> [Do this]
Every line containing the word "expenditure" needs to be found and copied.

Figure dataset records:
+===+

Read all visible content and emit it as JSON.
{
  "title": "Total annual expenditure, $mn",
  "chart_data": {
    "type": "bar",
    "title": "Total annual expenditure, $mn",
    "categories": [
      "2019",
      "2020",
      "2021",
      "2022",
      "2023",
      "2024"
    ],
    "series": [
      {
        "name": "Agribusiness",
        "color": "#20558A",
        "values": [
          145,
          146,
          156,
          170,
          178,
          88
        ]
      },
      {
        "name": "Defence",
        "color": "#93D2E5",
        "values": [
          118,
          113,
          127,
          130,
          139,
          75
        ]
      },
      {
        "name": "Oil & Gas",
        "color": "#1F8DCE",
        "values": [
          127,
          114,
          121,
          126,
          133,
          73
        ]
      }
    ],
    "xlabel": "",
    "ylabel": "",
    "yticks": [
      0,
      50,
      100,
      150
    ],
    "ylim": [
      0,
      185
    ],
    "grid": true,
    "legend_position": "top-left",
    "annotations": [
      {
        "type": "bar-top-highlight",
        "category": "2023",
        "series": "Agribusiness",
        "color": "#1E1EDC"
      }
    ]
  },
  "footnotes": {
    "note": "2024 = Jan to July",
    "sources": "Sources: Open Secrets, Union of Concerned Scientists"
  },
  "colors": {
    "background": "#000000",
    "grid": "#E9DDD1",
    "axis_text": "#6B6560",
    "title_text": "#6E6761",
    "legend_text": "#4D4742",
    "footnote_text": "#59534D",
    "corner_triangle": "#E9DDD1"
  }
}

+===+

> [Correct response]
  "title": "Total annual expenditure, $mn",
    "title": "Total annual expenditure, $mn",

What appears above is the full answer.